> **Provided entries**:
--
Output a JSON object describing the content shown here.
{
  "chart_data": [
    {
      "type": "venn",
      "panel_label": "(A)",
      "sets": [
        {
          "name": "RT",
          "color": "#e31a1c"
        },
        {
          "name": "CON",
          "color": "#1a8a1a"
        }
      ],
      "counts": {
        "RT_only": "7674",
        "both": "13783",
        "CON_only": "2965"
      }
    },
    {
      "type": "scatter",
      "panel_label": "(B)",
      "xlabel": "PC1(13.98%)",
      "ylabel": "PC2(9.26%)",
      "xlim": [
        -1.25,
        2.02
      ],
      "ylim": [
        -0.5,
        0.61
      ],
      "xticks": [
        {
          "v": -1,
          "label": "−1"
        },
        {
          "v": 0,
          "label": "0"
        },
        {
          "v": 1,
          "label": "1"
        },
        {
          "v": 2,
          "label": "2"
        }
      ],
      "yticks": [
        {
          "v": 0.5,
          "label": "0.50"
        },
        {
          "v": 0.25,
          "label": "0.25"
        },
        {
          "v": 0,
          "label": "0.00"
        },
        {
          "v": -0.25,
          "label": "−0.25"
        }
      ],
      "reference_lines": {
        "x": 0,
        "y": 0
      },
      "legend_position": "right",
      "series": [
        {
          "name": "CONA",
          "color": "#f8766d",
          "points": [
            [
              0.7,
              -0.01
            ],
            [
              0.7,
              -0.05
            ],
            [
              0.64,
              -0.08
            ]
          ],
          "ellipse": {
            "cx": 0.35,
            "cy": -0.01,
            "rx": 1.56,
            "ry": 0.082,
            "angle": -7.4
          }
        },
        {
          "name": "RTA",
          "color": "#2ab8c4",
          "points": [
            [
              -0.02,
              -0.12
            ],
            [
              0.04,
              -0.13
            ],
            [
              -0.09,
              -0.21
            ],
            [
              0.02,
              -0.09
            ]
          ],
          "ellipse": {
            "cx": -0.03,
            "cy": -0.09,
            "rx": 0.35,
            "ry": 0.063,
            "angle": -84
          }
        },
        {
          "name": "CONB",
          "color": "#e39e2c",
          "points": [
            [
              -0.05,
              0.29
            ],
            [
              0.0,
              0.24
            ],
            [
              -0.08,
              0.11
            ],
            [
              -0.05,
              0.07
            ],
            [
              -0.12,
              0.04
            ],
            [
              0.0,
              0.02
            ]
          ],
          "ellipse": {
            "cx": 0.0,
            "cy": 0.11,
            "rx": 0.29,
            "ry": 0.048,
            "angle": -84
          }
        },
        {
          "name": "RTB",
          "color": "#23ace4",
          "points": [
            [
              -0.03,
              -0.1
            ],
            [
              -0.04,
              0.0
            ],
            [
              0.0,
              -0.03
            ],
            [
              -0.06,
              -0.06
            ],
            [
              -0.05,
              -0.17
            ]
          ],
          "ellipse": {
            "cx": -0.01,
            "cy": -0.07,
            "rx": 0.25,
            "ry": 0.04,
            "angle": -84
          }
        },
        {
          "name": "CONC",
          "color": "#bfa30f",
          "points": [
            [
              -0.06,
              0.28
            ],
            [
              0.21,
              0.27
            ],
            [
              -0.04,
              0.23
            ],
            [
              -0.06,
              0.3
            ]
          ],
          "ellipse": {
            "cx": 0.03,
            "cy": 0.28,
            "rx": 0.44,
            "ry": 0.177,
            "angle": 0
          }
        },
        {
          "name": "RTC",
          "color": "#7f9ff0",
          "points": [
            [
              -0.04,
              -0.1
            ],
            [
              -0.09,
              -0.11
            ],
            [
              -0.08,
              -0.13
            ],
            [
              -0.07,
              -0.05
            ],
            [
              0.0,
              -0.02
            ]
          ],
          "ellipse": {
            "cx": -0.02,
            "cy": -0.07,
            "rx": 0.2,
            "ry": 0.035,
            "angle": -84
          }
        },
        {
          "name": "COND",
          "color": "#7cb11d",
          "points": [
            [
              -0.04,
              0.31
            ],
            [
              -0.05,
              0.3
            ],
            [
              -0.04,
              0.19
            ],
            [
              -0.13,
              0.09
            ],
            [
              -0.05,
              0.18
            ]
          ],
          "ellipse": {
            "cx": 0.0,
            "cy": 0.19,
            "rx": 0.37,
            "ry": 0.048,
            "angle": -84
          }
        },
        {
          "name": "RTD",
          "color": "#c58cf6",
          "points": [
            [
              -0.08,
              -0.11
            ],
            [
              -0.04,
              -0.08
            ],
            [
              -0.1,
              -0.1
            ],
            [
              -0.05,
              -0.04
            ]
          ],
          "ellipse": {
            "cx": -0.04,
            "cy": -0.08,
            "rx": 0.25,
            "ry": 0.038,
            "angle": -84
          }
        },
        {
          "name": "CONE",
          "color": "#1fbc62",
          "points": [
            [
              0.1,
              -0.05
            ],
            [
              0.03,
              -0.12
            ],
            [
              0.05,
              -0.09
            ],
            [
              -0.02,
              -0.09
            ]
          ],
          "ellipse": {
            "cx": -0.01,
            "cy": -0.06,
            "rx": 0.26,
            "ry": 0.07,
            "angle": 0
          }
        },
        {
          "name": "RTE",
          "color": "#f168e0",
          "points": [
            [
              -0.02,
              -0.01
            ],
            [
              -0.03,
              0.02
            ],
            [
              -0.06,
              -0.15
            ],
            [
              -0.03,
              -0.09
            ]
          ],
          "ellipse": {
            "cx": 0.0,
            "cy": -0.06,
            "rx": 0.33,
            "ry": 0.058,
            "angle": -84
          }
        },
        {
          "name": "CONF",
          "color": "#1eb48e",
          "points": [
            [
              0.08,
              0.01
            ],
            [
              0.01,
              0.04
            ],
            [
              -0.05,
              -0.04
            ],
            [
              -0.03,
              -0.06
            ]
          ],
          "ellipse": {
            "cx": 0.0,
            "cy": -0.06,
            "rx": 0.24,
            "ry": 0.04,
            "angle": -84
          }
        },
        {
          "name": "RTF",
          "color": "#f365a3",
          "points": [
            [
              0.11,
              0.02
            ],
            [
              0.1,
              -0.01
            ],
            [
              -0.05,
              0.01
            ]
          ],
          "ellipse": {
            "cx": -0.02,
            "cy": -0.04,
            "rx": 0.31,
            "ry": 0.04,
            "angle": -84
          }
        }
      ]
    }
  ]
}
--
> **Exercise brief**: Please give back all of the records exactly as written.

> **Solution**:
Output a JSON object describing the content shown here.
{
  "chart_data": [
    {
      "type": "venn",
      "panel_label": "(A)",
      "sets": [
        {
          "name": "RT",
          "color": "#e31a1c"
        },
        {
          "name": "CON",
          "color": "#1a8a1a"
        }
      ],
      "counts": {
        "RT_only": "7674",
        "both": "13783",
        "CON_only": "2965"
      }
    },
    {
      "type": "scatter",
      "panel_label": "(B)",
      "xlabel": "PC1(13.98%)",
      "ylabel": "PC2(9.26%)",
      "xlim": [
        -1.25,
        2.02
      ],
      "ylim": [
        -0.5,
        0.61
      ],
      "xticks": [
        {
          "v": -1,
          "label": "−1"
        },
        {
          "v": 0,
          "label": "0"
        },
        {
          "v": 1,
          "label": "1"
        },
        {
          "v": 2,
          "label": "2"
        }
      ],
      "yticks": [
        {
          "v": 0.5,
          "label": "0.50"
        },
        {
          "v": 0.25,
          "label": "0.25"
        },
        {
          "v": 0,
          "label": "0.00"
        },
        {
          "v": -0.25,
          "label": "−0.25"
        }
      ],
      "reference_lines": {
        "x": 0,
        "y": 0
      },
      "legend_position": "right",
      "series": [
        {
          "name": "CONA",
          "color": "#f8766d",
          "points": [
            [
              0.7,
              -0.01
            ],
            [
              0.7,
              -0.05
            ],
            [
              0.64,
              -0.08
            ]
          ],
          "ellipse": {
            "cx": 0.35,
            "cy": -0.01,
            "rx": 1.56,
            "ry": 0.082,
            "angle": -7.4
          }
        },
        {
          "name": "RTA",
          "color": "#2ab8c4",
          "points": [
            [
              -0.02,
              -0.12
            ],
            [
              0.04,
              -0.13
            ],
            [
              -0.09,
              -0.21
            ],
            [
              0.02,
              -0.09
            ]
          ],
          "ellipse": {
            "cx": -0.03,
            "cy": -0.09,
            "rx": 0.35,
            "ry": 0.063,
            "angle": -84
          }
        },
        {
          "name": "CONB",
          "color": "#e39e2c",
          "points": [
            [
              -0.05,
              0.29
            ],
            [
              0.0,
              0.24
            ],
            [
              -0.08,
              0.11
            ],
            [
              -0.05,
              0.07
            ],
            [
              -0.12,
              0.04
            ],
            [
              0.0,
              0.02
            ]
          ],
          "ellipse": {
            "cx": 0.0,
            "cy": 0.11,
            "rx": 0.29,
            "ry": 0.048,
            "angle": -84
          }
        },
        {
          "name": "RTB",
          "color": "#23ace4",
          "points": [
            [
              -0.03,
              -0.1
            ],
            [
              -0.04,
              0.0
            ],
            [
              0.0,
              -0.03
            ],
            [
              -0.06,
              -0.06
            ],
            [
              -0.05,
              -0.17
            ]
          ],
          "ellipse": {
            "cx": -0.01,
            "cy": -0.07,
            "rx": 0.25,
            "ry": 0.04,
            "angle": -84
          }
        },
        {
          "name": "CONC",
          "color": "#bfa30f",
          "points": [
            [
              -0.06,
              0.28
            ],
            [
              0.21,
              0.27
            ],
            [
              -0.04,
              0.23
            ],
            [
              -0.06,
              0.3
            ]
          ],
          "ellipse": {
            "cx": 0.03,
            "cy": 0.28,
            "rx": 0.44,
            "ry": 0.177,
            "angle": 0
          }
        },
        {
          "name": "RTC",
          "color": "#7f9ff0",
          "points": [
            [
              -0.04,
              -0.1
            ],
            [
              -0.09,
              -0.11
            ],
            [
              -0.08,
              -0.13
            ],
            [
              -0.07,
              -0.05
            ],
            [
              0.0,
              -0.02
            ]
          ],
          "ellipse": {
            "cx": -0.02,
            "cy": -0.07,
            "rx": 0.2,
            "ry": 0.035,
            "angle": -84
          }
        },
        {
          "name": "COND",
          "color": "#7cb11d",
          "points": [
            [
              -0.04,
              0.31
            ],
            [
              -0.05,
              0.3
            ],
            [
              -0.04,
              0.19
            ],
            [
              -0.13,
              0.09
            ],
            [
              -0.05,
              0.18
            ]
          ],
          "ellipse": {
            "cx": 0.0,
            "cy": 0.19,
            "rx": 0.37,
            "ry": 0.048,
            "angle": -84
          }
        },
        {
          "name": "RTD",
          "color": "#c58cf6",
          "points": [
            [
              -0.08,
              -0.11
            ],
            [
              -0.04,
              -0.08
            ],
            [
              -0.1,
              -0.1
            ],
            [
              -0.05,
              -0.04
            ]
          ],
          "ellipse": {
            "cx": -0.04,
            "cy": -0.08,
            "rx": 0.25,
            "ry": 0.038,
            "angle": -84
          }
        },
        {
          "name": "CONE",
          "color": "#1fbc62",
          "points": [
            [
              0.1,
              -0.05
            ],
            [
              0.03,
              -0.12
            ],
            [
              0.05,
              -0.09
            ],
            [
              -0.02,
              -0.09
            ]
          ],
          "ellipse": {
            "cx": -0.01,
            "cy": -0.06,
            "rx": 0.26,
            "ry": 0.07,
            "angle": 0
          }
        },
        {
          "name": "RTE",
          "color": "#f168e0",
          "points": [
            [
              -0.02,
              -0.01
            ],
            [
              -0.03,
              0.02
            ],
            [
              -0.06,
              -0.15
            ],
            [
              -0.03,
              -0.09
            ]
          ],
          "ellipse": {
            "cx": 0.0,
            "cy": -0.06,
            "rx": 0.33,
            "ry": 0.058,
            "angle": -84
          }
        },
        {
          "name": "CONF",
          "color": "#1eb48e",
          "points": [
            [
              0.08,
              0.01
            ],
            [
              0.01,
              0.04
            ],
            [
              -0.05,
              -0.04
            ],
            [
              -0.03,
              -0.06
            ]
          ],
          "ellipse": {
            "cx": 0.0,
            "cy": -0.06,
            "rx": 0.24,
            "ry": 0.04,
            "angle": -84
          }
        },
        {
          "name": "RTF",
          "color": "#f365a3",
          "points": [
            [
              0.11,
              0.02
            ],
            [
              0.1,
              -0.01
            ],
            [
              -0.05,
              0.01
            ]
          ],
          "ellipse": {
            "cx": -0.02,
            "cy": -0.04,
            "rx": 0.31,
            "ry": 0.04,
            "angle": -84
          }
        }
      ]
    }
  ]
}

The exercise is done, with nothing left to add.